Restate the entries below verbatim.

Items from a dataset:
** start **
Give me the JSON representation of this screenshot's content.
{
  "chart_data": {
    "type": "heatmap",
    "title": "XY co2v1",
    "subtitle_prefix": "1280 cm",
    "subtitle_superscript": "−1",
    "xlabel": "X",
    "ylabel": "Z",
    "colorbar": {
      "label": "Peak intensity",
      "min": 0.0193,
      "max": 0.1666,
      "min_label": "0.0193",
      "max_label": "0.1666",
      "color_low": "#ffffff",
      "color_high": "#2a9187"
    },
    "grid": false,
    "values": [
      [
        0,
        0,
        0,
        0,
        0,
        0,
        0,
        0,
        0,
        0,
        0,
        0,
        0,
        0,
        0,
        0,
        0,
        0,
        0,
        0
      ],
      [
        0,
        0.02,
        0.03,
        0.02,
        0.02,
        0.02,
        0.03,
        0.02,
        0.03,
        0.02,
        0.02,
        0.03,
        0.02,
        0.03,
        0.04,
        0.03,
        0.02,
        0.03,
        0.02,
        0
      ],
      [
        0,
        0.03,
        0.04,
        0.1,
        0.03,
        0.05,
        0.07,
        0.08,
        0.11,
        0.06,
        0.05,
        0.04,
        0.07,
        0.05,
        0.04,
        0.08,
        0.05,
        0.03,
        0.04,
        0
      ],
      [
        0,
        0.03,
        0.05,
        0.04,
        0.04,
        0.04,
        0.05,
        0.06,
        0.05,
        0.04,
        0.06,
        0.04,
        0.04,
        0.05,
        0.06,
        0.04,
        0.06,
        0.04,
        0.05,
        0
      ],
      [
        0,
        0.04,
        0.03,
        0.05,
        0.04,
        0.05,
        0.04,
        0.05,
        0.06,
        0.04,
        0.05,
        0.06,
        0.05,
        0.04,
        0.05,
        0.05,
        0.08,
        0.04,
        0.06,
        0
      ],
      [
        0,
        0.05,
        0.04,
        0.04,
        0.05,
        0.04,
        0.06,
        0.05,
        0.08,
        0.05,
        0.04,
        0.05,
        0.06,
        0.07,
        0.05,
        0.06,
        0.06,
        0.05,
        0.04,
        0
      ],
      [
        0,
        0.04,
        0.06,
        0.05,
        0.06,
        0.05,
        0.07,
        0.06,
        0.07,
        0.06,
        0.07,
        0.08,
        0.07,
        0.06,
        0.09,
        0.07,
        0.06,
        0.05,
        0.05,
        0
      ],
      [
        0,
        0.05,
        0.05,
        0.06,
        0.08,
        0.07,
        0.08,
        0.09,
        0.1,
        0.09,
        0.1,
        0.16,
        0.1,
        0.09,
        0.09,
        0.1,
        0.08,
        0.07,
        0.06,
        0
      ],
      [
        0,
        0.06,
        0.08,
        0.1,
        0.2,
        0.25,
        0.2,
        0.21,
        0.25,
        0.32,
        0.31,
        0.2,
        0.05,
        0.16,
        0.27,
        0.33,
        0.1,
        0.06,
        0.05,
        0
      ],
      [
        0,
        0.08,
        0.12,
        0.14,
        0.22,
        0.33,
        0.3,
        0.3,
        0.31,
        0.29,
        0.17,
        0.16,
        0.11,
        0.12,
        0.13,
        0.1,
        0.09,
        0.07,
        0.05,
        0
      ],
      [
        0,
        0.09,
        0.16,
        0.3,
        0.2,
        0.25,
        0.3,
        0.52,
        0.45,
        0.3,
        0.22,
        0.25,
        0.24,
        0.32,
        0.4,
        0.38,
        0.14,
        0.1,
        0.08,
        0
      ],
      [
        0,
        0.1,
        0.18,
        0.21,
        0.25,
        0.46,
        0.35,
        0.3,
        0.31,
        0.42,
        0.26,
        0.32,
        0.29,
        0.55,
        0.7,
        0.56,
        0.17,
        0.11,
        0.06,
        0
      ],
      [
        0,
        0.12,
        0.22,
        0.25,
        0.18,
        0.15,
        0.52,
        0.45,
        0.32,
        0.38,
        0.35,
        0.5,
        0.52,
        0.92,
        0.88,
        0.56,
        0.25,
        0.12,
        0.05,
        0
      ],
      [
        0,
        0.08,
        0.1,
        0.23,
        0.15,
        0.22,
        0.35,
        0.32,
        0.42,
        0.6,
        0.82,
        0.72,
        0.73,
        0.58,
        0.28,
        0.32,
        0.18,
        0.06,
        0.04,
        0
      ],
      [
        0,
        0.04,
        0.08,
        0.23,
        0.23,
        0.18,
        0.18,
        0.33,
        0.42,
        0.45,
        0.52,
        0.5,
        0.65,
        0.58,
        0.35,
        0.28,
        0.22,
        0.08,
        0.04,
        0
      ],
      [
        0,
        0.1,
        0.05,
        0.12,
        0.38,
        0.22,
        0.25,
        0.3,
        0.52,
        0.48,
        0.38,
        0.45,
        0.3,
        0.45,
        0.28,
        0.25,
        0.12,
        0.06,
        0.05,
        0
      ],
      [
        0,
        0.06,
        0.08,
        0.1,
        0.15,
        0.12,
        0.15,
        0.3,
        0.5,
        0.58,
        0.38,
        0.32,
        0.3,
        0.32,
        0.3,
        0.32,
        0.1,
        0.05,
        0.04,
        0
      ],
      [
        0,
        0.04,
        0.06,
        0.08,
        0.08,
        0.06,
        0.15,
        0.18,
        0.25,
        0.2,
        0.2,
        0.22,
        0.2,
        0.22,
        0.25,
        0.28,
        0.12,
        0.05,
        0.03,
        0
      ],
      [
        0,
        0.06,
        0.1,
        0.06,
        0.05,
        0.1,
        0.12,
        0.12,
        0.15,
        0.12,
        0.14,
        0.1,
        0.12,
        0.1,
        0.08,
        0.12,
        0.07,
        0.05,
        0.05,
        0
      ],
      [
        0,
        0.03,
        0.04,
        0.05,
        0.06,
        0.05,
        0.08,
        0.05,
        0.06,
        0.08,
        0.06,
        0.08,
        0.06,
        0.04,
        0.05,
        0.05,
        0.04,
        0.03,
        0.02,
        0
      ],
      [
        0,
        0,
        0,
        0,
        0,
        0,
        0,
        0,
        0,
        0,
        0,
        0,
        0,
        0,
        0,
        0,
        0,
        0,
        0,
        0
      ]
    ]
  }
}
** end **
Exercise answer:
Give me the JSON representation of this screenshot's content.
{
  "chart_data": {
    "type": "heatmap",
    "title": "XY co2v1",
    "subtitle_prefix": "1280 cm",
    "subtitle_superscript": "−1",
    "xlabel": "X",
    "ylabel": "Z",
    "colorbar": {
      "label": "Peak intensity",
      "min": 0.0193,
      "max": 0.1666,
      "min_label": "0.0193",
      "max_label": "0.1666",
      "color_low": "#ffffff",
      "color_high": "#2a9187"
    },
    "grid": false,
    "values": [
      [
        0,
        0,
        0,
        0,
        0,
        0,
        0,
        0,
        0,
        0,
        0,
        0,
        0,
        0,
        0,
        0,
        0,
        0,
        0,
        0
      ],
      [
        0,
        0.02,
        0.03,
        0.02,
        0.02,
        0.02,
        0.03,
        0.02,
        0.03,
        0.02,
        0.02,
        0.03,
        0.02,
        0.03,
        0.04,
        0.03,
        0.02,
        0.03,
        0.02,
        0
      ],
      [
        0,
        0.03,
        0.04,
        0.1,
        0.03,
        0.05,
        0.07,
        0.08,
        0.11,
        0.06,
        0.05,
        0.04,
        0.07,
        0.05,
        0.04,
        0.08,
        0.05,
        0.03,
        0.04,
        0
      ],
      [
        0,
        0.03,
        0.05,
        0.04,
        0.04,
        0.04,
        0.05,
        0.06,
        0.05,
        0.04,
        0.06,
        0.04,
        0.04,
        0.05,
        0.06,
        0.04,
        0.06,
        0.04,
        0.05,
        0
      ],
      [
        0,
        0.04,
        0.03,
        0.05,
        0.04,
        0.05,
        0.04,
        0.05,
        0.06,
        0.04,
        0.05,
        0.06,
        0.05,
        0.04,
        0.05,
        0.05,
        0.08,
        0.04,
        0.06,
        0
      ],
      [
        0,
        0.05,
        0.04,
        0.04,
        0.05,
        0.04,
        0.06,
        0.05,
        0.08,
        0.05,
        0.04,
        0.05,
        0.06,
        0.07,
        0.05,
        0.06,
        0.06,
        0.05,
        0.04,
        0
      ],
      [
        0,
        0.04,
        0.06,
        0.05,
        0.06,
        0.05,
        0.07,
        0.06,
        0.07,
        0.06,
        0.07,
        0.08,
        0.07,
        0.06,
        0.09,
        0.07,
        0.06,
        0.05,
        0.05,
        0
      ],
      [
        0,
        0.05,
        0.05,
        0.06,
        0.08,
        0.07,
        0.08,
        0.09,
        0.1,
        0.09,
        0.1,
        0.16,
        0.1,
        0.09,
        0.09,
        0.1,
        0.08,
        0.07,
        0.06,
        0
      ],
      [
        0,
        0.06,
        0.08,
        0.1,
        0.2,
        0.25,
        0.2,
        0.21,
        0.25,
        0.32,
        0.31,
        0.2,
        0.05,
        0.16,
        0.27,
        0.33,
        0.1,
        0.06,
        0.05,
        0
      ],
      [
        0,
        0.08,
        0.12,
        0.14,
        0.22,
        0.33,
        0.3,
        0.3,
        0.31,
        0.29,
        0.17,
        0.16,
        0.11,
        0.12,
        0.13,
        0.1,
        0.09,
        0.07,
        0.05,
        0
      ],
      [
        0,
        0.09,
        0.16,
        0.3,
        0.2,
        0.25,
        0.3,
        0.52,
        0.45,
        0.3,
        0.22,
        0.25,
        0.24,
        0.32,
        0.4,
        0.38,
        0.14,
        0.1,
        0.08,
        0
      ],
      [
        0,
        0.1,
        0.18,
        0.21,
        0.25,
        0.46,
        0.35,
        0.3,
        0.31,
        0.42,
        0.26,
        0.32,
        0.29,
        0.55,
        0.7,
        0.56,
        0.17,
        0.11,
        0.06,
        0
      ],
      [
        0,
        0.12,
        0.22,
        0.25,
        0.18,
        0.15,
        0.52,
        0.45,
        0.32,
        0.38,
        0.35,
        0.5,
        0.52,
        0.92,
        0.88,
        0.56,
        0.25,
        0.12,
        0.05,
        0
      ],
      [
        0,
        0.08,
        0.1,
        0.23,
        0.15,
        0.22,
        0.35,
        0.32,
        0.42,
        0.6,
        0.82,
        0.72,
        0.73,
        0.58,
        0.28,
        0.32,
        0.18,
        0.06,
        0.04,
        0
      ],
      [
        0,
        0.04,
        0.08,
        0.23,
        0.23,
        0.18,
        0.18,
        0.33,
        0.42,
        0.45,
        0.52,
        0.5,
        0.65,
        0.58,
        0.35,
        0.28,
        0.22,
        0.08,
        0.04,
        0
      ],
      [
        0,
        0.1,
        0.05,
        0.12,
        0.38,
        0.22,
        0.25,
        0.3,
        0.52,
        0.48,
        0.38,
        0.45,
        0.3,
        0.45,
        0.28,
        0.25,
        0.12,
        0.06,
        0.05,
        0
      ],
      [
        0,
        0.06,
        0.08,
        0.1,
        0.15,
        0.12,
        0.15,
        0.3,
        0.5,
        0.58,
        0.38,
        0.32,
        0.3,
        0.32,
        0.3,
        0.32,
        0.1,
        0.05,
        0.04,
        0
      ],
      [
        0,
        0.04,
        0.06,
        0.08,
        0.08,
        0.06,
        0.15,
        0.18,
        0.25,
        0.2,
        0.2,
        0.22,
        0.2,
        0.22,
        0.25,
        0.28,
        0.12,
        0.05,
        0.03,
        0
      ],
      [
        0,
        0.06,
        0.1,
        0.06,
        0.05,
        0.1,
        0.12,
        0.12,
        0.15,
        0.12,
        0.14,
        0.1,
        0.12,
        0.1,
        0.08,
        0.12,
        0.07,
        0.05,
        0.05,
        0
      ],
      [
        0,
        0.03,
        0.04,
        0.05,
        0.06,
        0.05,
        0.08,
        0.05,
        0.06,
        0.08,
        0.06,
        0.08,
        0.06,
        0.04,
        0.05,
        0.05,
        0.04,
        0.03,
        0.02,
        0
      ],
      [
        0,
        0,
        0,
        0,
        0,
        0,
        0,
        0,
        0,
        0,
        0,
        0,
        0,
        0,
        0,
        0,
        0,
        0,
        0,
        0
      ]
    ]
  }
}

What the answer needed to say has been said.